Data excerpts
═══
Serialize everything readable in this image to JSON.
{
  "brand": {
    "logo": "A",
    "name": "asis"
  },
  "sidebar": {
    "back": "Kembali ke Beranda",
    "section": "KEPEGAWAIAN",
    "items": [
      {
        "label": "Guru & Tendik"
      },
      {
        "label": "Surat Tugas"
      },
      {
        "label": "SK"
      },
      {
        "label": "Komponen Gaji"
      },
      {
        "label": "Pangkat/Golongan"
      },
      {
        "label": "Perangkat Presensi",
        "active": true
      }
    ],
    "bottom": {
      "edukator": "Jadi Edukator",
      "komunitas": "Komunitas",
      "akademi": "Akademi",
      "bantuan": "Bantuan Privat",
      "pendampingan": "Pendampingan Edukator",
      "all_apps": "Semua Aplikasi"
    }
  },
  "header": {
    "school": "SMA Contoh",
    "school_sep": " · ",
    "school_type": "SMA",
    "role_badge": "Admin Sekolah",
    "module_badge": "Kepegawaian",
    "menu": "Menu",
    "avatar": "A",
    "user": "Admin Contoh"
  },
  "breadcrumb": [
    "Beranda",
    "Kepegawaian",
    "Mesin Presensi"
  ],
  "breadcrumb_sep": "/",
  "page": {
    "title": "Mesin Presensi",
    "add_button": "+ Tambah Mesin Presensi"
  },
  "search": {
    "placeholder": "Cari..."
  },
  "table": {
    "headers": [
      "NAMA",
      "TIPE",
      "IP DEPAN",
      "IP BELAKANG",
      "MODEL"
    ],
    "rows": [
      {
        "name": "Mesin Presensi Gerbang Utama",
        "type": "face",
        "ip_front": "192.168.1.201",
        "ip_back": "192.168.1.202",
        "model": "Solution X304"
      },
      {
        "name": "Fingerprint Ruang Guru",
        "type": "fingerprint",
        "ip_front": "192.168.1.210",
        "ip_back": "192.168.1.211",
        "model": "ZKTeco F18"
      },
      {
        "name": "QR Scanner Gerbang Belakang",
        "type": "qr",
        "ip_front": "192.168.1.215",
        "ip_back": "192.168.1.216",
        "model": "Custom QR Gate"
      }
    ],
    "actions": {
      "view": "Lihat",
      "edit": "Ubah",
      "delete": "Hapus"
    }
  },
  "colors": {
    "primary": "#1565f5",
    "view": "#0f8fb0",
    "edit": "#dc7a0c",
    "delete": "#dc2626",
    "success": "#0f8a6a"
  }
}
═══
- GIVEN TASK
List every line above containing the word "Edukator".

- SOLUTION
      "edukator": "Jadi Edukator",
      "pendampingan": "Pendampingan Edukator",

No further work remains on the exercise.